* _Problem details_:
Take the material below and retype it in full; pictures are left out.

* _Data to process_:
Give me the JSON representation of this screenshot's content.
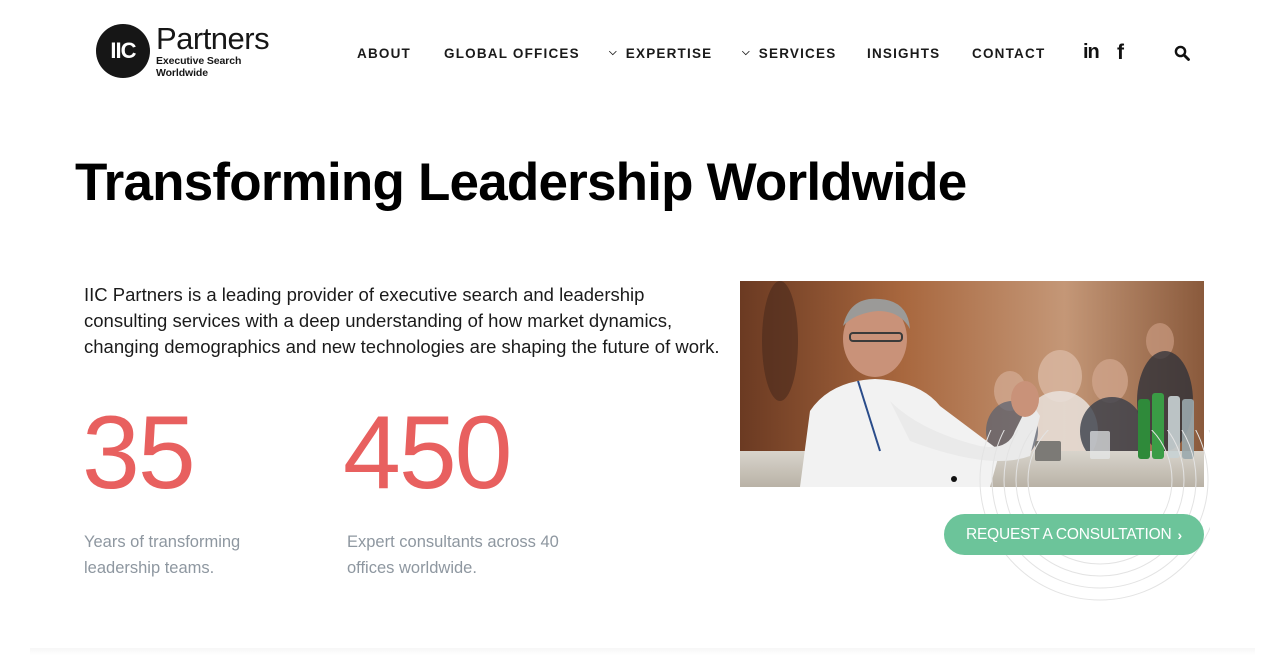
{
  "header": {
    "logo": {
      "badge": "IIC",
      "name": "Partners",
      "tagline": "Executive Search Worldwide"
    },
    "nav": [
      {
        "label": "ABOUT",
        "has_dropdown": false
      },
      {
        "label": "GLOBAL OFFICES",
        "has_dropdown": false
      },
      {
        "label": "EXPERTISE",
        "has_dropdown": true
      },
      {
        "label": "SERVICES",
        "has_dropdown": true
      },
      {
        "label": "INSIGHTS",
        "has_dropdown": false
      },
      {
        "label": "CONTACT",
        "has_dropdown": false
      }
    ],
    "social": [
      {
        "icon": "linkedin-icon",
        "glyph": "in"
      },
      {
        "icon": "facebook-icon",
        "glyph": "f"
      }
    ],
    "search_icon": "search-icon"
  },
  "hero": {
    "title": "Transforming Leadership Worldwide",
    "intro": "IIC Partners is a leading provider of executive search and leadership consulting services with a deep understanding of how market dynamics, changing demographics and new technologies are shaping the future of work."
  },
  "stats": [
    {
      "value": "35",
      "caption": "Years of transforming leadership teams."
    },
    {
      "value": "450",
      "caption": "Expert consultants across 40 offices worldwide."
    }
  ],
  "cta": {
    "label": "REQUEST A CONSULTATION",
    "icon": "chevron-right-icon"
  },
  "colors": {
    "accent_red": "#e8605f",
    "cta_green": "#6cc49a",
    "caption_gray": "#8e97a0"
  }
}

* _Solution below_:
Give me the JSON representation of this screenshot's content.
{
  "header": {
    "logo": {
      "badge": "IIC",
      "name": "Partners",
      "tagline": "Executive Search Worldwide"
    },
    "nav": [
      {
        "label": "ABOUT",
        "has_dropdown": false
      },
      {
        "label": "GLOBAL OFFICES",
        "has_dropdown": false
      },
      {
        "label": "EXPERTISE",
        "has_dropdown": true
      },
      {
        "label": "SERVICES",
        "has_dropdown": true
      },
      {
        "label": "INSIGHTS",
        "has_dropdown": false
      },
      {
        "label": "CONTACT",
        "has_dropdown": false
      }
    ],
    "social": [
      {
        "icon": "linkedin-icon",
        "glyph": "in"
      },
      {
        "icon": "facebook-icon",
        "glyph": "f"
      }
    ],
    "search_icon": "search-icon"
  },
  "hero": {
    "title": "Transforming Leadership Worldwide",
    "intro": "IIC Partners is a leading provider of executive search and leadership consulting services with a deep understanding of how market dynamics, changing demographics and new technologies are shaping the future of work."
  },
  "stats": [
    {
      "value": "35",
      "caption": "Years of transforming leadership teams."
    },
    {
      "value": "450",
      "caption": "Expert consultants across 40 offices worldwide."
    }
  ],
  "cta": {
    "label": "REQUEST A CONSULTATION",
    "icon": "chevron-right-icon"
  },
  "colors": {
    "accent_red": "#e8605f",
    "cta_green": "#6cc49a",
    "caption_gray": "#8e97a0"
  }
}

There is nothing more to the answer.